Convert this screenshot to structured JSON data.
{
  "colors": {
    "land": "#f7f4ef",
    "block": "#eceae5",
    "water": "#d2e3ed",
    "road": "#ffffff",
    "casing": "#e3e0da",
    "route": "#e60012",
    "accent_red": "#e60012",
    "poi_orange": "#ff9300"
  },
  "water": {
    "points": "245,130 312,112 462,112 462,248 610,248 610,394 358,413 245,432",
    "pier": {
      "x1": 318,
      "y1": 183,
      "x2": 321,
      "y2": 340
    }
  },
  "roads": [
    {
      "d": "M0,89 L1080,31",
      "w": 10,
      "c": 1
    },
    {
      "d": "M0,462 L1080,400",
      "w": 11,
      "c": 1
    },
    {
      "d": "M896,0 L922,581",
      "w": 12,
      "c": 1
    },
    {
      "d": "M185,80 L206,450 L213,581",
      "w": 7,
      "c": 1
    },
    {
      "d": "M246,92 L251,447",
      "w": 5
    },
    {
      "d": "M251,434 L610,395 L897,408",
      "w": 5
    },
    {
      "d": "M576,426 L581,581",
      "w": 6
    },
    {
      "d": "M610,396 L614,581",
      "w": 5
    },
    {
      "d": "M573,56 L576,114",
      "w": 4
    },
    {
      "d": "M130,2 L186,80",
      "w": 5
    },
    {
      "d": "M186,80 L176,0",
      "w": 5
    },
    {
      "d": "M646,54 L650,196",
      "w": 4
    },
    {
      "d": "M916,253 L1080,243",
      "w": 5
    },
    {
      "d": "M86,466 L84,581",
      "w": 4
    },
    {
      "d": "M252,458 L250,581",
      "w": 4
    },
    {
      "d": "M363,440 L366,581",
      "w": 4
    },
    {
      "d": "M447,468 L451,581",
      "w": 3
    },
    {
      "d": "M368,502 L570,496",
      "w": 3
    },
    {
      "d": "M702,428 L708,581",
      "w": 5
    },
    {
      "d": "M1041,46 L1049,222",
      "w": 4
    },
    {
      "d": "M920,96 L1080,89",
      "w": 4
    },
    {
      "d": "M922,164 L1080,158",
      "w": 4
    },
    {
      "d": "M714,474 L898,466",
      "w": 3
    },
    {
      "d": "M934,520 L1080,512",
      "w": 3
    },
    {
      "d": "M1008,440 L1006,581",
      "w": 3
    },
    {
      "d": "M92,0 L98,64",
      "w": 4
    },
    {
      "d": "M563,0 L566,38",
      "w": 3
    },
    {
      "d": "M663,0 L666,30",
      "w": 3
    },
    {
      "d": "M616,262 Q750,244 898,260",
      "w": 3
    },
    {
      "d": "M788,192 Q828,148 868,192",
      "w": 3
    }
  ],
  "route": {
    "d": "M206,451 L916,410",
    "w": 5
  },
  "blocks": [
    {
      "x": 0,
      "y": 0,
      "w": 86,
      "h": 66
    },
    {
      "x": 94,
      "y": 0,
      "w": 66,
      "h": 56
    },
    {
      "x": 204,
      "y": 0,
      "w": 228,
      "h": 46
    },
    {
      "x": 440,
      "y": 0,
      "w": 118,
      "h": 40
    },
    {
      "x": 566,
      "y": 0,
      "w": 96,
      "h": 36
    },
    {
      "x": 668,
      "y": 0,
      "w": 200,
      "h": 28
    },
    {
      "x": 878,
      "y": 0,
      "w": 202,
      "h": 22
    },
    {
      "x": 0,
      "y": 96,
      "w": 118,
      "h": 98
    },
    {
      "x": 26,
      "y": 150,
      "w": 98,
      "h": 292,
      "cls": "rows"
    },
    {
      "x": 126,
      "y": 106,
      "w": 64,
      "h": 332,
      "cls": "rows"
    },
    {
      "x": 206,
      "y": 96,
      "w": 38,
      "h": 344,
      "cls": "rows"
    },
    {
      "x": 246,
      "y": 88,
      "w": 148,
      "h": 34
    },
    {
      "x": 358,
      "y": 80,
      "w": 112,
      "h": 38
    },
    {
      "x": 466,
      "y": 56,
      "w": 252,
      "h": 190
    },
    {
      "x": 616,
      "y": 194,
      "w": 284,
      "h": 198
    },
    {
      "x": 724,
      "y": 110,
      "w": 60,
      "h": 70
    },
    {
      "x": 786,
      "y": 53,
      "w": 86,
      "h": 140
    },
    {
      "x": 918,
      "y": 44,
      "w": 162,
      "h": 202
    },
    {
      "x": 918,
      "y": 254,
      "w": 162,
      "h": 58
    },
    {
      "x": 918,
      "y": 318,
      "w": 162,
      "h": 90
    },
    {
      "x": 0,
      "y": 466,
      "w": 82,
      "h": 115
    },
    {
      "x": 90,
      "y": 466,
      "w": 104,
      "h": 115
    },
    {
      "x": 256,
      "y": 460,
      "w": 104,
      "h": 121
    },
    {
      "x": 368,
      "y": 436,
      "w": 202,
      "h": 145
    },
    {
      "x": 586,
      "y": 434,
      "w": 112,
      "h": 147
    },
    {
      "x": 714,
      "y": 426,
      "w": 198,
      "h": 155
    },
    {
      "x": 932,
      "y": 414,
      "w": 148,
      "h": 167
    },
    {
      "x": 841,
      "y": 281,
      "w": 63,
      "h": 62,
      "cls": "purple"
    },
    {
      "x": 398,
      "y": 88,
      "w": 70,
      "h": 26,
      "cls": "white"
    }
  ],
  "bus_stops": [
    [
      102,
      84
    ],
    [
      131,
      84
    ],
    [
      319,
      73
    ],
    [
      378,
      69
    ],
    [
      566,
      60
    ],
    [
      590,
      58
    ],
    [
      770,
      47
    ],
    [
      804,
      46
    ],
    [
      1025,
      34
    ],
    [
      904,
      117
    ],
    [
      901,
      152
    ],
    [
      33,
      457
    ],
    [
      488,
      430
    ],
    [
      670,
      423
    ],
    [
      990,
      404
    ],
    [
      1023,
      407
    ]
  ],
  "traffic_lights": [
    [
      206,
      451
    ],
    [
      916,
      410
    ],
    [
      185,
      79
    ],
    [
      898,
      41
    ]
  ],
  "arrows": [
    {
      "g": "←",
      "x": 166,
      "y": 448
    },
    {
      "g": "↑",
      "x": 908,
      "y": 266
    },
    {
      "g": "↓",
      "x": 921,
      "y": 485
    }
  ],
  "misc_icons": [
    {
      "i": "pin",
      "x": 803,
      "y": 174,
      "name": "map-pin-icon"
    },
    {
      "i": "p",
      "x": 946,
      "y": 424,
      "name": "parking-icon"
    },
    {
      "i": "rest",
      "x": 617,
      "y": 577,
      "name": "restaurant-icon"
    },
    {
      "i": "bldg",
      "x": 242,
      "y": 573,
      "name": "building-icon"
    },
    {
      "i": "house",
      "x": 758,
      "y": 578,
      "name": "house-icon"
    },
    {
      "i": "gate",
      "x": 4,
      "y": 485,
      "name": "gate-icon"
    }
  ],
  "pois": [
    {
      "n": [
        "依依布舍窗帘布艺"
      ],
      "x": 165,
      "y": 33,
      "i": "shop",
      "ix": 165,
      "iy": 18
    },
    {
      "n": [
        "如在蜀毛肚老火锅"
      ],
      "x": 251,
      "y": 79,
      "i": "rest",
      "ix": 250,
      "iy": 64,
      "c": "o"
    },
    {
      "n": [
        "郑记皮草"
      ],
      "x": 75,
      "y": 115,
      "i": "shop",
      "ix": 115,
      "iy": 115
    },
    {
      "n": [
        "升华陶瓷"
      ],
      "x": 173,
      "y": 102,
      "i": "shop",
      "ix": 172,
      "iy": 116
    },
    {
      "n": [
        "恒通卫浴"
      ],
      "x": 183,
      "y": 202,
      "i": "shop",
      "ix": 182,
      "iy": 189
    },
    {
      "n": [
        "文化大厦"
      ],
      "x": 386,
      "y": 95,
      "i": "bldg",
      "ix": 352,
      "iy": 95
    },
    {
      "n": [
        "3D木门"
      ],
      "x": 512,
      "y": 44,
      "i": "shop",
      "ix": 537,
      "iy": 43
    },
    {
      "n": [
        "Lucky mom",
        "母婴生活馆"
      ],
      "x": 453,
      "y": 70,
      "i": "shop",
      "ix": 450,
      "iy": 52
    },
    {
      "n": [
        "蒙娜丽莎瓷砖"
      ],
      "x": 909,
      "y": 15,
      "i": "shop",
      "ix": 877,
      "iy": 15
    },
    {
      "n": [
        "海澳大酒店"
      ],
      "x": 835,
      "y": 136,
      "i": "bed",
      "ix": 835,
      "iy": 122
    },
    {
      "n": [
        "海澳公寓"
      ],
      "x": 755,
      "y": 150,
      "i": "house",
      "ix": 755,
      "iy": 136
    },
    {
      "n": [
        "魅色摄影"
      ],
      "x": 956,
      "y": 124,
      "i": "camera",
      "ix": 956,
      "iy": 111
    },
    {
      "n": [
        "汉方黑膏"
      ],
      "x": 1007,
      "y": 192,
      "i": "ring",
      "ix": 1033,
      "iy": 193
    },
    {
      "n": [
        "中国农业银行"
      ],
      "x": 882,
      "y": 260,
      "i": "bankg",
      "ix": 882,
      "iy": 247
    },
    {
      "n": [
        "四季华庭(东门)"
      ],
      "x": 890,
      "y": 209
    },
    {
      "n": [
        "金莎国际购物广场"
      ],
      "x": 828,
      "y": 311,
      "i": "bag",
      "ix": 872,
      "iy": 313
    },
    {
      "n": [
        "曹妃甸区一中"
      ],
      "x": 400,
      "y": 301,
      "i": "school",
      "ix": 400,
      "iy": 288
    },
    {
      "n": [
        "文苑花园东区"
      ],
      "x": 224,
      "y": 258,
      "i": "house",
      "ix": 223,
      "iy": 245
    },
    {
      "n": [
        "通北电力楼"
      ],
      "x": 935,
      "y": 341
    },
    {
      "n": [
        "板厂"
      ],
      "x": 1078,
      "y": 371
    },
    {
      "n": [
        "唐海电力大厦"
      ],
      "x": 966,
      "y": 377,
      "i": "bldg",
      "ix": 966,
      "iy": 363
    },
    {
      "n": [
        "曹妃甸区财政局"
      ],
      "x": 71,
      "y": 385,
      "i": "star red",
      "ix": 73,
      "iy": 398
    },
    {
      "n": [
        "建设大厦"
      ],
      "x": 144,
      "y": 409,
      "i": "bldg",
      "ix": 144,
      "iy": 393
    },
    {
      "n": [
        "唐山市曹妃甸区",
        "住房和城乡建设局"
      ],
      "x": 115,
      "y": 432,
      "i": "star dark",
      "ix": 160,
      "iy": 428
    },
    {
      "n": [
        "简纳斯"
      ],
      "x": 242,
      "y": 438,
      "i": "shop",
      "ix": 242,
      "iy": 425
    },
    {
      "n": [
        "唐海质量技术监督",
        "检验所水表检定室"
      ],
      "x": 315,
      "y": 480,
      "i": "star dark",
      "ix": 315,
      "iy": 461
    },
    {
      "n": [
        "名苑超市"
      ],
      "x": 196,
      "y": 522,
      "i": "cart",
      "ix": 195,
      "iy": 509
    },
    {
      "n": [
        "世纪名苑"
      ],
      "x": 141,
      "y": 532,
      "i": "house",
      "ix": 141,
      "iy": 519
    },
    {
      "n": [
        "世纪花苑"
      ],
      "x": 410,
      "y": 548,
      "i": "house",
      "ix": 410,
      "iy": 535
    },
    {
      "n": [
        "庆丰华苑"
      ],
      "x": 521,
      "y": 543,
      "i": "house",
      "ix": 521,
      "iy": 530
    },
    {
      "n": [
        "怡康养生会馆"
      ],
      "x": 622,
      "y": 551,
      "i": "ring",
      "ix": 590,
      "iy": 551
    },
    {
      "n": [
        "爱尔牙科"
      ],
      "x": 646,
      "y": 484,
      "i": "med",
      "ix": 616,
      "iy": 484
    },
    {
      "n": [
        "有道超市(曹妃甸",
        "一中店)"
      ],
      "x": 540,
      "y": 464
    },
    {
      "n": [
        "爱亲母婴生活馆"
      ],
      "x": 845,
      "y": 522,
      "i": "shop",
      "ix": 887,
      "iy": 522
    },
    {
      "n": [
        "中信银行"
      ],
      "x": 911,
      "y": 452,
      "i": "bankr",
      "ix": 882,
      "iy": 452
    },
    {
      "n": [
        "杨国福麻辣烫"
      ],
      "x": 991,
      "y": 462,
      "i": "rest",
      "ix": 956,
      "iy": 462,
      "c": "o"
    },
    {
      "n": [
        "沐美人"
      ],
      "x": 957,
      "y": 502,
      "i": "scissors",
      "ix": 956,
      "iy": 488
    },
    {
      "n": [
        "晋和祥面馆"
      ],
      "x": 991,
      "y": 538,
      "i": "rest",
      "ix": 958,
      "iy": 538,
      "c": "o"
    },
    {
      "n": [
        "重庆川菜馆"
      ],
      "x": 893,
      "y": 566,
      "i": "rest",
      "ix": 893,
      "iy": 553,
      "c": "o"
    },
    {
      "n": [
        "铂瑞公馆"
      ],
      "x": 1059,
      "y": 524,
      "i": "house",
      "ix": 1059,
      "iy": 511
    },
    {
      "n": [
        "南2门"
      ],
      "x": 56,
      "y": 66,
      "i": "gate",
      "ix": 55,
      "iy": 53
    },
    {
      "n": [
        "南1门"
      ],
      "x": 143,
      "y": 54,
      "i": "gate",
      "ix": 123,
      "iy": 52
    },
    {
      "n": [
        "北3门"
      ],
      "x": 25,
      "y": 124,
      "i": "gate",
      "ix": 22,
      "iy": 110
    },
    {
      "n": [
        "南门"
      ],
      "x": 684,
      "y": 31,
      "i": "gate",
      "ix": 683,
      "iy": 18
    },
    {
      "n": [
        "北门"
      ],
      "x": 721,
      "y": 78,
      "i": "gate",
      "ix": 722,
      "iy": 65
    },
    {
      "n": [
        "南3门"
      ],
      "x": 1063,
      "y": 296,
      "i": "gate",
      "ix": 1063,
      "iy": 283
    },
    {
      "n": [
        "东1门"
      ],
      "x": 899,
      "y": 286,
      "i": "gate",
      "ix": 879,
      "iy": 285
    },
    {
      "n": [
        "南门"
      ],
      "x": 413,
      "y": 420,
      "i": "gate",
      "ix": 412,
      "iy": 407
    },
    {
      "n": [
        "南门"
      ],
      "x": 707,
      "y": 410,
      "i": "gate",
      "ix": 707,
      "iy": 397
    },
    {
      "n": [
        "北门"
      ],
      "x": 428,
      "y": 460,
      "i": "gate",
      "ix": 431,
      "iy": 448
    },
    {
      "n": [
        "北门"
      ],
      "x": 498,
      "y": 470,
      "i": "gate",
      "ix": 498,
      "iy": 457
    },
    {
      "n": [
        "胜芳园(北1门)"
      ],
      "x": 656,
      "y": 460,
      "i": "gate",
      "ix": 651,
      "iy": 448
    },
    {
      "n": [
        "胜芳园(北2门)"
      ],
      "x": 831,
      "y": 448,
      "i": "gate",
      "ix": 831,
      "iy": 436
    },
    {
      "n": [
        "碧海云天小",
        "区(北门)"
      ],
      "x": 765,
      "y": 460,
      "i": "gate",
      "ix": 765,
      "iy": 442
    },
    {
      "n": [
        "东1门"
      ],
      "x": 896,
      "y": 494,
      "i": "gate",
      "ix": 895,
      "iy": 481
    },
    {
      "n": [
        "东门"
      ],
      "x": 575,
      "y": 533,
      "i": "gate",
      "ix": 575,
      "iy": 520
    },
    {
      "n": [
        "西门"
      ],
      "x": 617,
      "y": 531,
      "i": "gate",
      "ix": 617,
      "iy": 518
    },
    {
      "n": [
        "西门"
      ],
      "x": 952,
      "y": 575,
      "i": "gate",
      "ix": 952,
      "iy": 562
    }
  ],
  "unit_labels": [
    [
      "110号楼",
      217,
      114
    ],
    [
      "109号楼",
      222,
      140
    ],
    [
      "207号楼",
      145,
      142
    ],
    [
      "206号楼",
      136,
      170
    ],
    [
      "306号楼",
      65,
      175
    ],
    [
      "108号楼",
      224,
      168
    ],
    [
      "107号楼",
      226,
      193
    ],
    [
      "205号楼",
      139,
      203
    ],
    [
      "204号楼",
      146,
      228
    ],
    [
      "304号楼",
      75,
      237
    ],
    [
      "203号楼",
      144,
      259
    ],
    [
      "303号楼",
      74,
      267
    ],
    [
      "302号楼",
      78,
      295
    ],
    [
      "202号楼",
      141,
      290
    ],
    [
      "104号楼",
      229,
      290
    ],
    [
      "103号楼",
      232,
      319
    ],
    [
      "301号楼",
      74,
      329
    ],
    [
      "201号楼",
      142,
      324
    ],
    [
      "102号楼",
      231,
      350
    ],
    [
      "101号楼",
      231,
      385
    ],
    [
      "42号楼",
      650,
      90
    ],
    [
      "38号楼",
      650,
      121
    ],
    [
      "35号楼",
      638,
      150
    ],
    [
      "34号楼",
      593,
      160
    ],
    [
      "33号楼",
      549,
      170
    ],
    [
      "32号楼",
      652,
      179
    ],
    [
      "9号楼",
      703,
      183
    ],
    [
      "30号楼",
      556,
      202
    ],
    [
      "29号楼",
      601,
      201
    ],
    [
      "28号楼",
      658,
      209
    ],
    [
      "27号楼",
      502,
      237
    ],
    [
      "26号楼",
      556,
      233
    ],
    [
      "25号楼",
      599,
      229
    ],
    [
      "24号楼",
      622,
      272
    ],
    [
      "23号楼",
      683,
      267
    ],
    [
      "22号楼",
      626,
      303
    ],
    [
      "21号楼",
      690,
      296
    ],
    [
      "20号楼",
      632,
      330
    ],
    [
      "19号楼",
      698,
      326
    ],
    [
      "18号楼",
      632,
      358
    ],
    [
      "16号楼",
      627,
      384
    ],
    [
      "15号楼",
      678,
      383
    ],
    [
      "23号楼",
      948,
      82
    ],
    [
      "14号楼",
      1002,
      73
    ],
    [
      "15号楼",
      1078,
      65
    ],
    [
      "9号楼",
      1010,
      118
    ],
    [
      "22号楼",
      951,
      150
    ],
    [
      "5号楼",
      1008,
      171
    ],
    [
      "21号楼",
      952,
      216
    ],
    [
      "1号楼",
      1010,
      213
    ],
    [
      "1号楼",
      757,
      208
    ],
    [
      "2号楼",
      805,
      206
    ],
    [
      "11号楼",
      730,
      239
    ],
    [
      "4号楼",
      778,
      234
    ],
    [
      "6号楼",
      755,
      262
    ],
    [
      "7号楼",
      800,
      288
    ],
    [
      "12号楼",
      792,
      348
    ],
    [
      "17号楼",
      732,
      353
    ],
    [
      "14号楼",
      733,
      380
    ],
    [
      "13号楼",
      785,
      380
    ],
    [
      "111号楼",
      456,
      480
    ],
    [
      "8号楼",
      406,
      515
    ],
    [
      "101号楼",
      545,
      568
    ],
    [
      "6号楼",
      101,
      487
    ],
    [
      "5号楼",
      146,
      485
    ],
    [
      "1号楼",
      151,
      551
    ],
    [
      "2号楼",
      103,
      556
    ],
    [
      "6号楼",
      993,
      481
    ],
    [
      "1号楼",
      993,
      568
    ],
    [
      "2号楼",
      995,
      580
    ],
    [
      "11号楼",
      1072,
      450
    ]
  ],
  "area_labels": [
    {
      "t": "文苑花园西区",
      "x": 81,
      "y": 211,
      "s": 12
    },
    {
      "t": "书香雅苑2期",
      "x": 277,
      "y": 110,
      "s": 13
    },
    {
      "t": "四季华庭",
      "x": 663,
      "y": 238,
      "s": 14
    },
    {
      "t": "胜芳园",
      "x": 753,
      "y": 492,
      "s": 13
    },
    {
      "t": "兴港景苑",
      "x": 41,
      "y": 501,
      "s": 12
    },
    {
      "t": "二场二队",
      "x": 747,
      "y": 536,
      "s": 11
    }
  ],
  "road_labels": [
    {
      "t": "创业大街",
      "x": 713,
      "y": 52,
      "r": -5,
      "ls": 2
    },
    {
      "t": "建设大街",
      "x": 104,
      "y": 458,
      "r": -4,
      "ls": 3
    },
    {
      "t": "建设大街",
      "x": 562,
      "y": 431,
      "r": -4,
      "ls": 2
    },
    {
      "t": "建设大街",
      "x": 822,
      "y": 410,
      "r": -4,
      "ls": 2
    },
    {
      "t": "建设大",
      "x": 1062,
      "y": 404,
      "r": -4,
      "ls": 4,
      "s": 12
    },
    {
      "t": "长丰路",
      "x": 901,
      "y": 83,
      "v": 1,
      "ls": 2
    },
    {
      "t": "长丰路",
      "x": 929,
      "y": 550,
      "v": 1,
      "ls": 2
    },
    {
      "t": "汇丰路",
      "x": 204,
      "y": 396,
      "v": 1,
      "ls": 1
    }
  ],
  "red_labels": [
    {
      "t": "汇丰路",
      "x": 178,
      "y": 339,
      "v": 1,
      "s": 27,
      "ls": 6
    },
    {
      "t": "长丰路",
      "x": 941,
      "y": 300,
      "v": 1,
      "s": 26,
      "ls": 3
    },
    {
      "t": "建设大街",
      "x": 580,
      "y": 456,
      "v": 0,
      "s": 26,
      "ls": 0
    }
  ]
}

[What is needed] Which lines above hold the word "name"? Copy each of them.

[Exercise solution]
      "name": "map-pin-icon"
      "name": "parking-icon"
      "name": "restaurant-icon"
      "name": "building-icon"
      "name": "house-icon"
      "name": "gate-icon"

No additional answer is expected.